To be done:
Retype the listing that follows, exactly as written.

Supplied material:
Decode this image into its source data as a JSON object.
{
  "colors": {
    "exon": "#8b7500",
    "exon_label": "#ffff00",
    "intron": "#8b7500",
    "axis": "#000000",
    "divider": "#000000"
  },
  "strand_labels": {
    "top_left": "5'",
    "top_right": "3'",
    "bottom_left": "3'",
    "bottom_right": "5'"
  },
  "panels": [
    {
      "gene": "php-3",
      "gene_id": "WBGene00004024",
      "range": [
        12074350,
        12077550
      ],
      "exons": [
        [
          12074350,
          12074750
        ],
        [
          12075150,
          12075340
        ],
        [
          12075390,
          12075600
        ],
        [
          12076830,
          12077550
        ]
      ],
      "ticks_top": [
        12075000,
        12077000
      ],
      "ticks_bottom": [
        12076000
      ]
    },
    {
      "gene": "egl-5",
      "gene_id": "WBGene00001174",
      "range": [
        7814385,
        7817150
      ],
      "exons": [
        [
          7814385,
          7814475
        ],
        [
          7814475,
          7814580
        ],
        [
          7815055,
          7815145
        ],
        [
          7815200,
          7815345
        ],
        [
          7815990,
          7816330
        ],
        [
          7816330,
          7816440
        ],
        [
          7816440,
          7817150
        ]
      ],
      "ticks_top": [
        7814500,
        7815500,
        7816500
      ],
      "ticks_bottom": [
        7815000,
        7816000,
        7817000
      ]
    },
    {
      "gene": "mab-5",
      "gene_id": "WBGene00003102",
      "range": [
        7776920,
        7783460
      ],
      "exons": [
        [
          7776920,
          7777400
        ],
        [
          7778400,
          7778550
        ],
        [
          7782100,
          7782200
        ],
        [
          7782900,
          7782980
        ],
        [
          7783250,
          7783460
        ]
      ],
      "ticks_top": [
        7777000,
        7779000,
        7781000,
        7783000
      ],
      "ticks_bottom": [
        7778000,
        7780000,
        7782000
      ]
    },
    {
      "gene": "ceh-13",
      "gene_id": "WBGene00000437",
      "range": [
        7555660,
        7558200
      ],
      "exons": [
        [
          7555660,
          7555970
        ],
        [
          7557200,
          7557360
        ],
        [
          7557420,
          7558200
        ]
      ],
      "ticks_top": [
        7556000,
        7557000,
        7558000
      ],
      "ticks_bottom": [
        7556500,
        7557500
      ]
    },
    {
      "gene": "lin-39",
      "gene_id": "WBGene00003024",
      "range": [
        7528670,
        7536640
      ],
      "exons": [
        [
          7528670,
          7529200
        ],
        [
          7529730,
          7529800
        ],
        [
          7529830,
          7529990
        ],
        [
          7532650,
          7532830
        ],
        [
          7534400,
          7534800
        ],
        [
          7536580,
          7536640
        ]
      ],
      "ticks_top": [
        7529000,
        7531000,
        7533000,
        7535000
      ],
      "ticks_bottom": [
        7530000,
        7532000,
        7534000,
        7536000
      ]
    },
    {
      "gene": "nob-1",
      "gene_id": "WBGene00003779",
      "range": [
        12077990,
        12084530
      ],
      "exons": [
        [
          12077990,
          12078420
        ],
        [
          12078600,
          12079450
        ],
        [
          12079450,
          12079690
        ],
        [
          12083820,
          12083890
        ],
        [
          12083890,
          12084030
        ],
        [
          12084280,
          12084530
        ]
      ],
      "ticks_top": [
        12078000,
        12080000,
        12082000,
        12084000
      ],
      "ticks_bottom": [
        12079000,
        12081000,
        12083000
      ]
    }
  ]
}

Solution:
Decode this image into its source data as a JSON object.
{
  "colors": {
    "exon": "#8b7500",
    "exon_label": "#ffff00",
    "intron": "#8b7500",
    "axis": "#000000",
    "divider": "#000000"
  },
  "strand_labels": {
    "top_left": "5'",
    "top_right": "3'",
    "bottom_left": "3'",
    "bottom_right": "5'"
  },
  "panels": [
    {
      "gene": "php-3",
      "gene_id": "WBGene00004024",
      "range": [
        12074350,
        12077550
      ],
      "exons": [
        [
          12074350,
          12074750
        ],
        [
          12075150,
          12075340
        ],
        [
          12075390,
          12075600
        ],
        [
          12076830,
          12077550
        ]
      ],
      "ticks_top": [
        12075000,
        12077000
      ],
      "ticks_bottom": [
        12076000
      ]
    },
    {
      "gene": "egl-5",
      "gene_id": "WBGene00001174",
      "range": [
        7814385,
        7817150
      ],
      "exons": [
        [
          7814385,
          7814475
        ],
        [
          7814475,
          7814580
        ],
        [
          7815055,
          7815145
        ],
        [
          7815200,
          7815345
        ],
        [
          7815990,
          7816330
        ],
        [
          7816330,
          7816440
        ],
        [
          7816440,
          7817150
        ]
      ],
      "ticks_top": [
        7814500,
        7815500,
        7816500
      ],
      "ticks_bottom": [
        7815000,
        7816000,
        7817000
      ]
    },
    {
      "gene": "mab-5",
      "gene_id": "WBGene00003102",
      "range": [
        7776920,
        7783460
      ],
      "exons": [
        [
          7776920,
          7777400
        ],
        [
          7778400,
          7778550
        ],
        [
          7782100,
          7782200
        ],
        [
          7782900,
          7782980
        ],
        [
          7783250,
          7783460
        ]
      ],
      "ticks_top": [
        7777000,
        7779000,
        7781000,
        7783000
      ],
      "ticks_bottom": [
        7778000,
        7780000,
        7782000
      ]
    },
    {
      "gene": "ceh-13",
      "gene_id": "WBGene00000437",
      "range": [
        7555660,
        7558200
      ],
      "exons": [
        [
          7555660,
          7555970
        ],
        [
          7557200,
          7557360
        ],
        [
          7557420,
          7558200
        ]
      ],
      "ticks_top": [
        7556000,
        7557000,
        7558000
      ],
      "ticks_bottom": [
        7556500,
        7557500
      ]
    },
    {
      "gene": "lin-39",
      "gene_id": "WBGene00003024",
      "range": [
        7528670,
        7536640
      ],
      "exons": [
        [
          7528670,
          7529200
        ],
        [
          7529730,
          7529800
        ],
        [
          7529830,
          7529990
        ],
        [
          7532650,
          7532830
        ],
        [
          7534400,
          7534800
        ],
        [
          7536580,
          7536640
        ]
      ],
      "ticks_top": [
        7529000,
        7531000,
        7533000,
        7535000
      ],
      "ticks_bottom": [
        7530000,
        7532000,
        7534000,
        7536000
      ]
    },
    {
      "gene": "nob-1",
      "gene_id": "WBGene00003779",
      "range": [
        12077990,
        12084530
      ],
      "exons": [
        [
          12077990,
          12078420
        ],
        [
          12078600,
          12079450
        ],
        [
          12079450,
          12079690
        ],
        [
          12083820,
          12083890
        ],
        [
          12083890,
          12084030
        ],
        [
          12084280,
          12084530
        ]
      ],
      "ticks_top": [
        12078000,
        12080000,
        12082000,
        12084000
      ],
      "ticks_bottom": [
        12079000,
        12081000,
        12083000
      ]
    }
  ]
}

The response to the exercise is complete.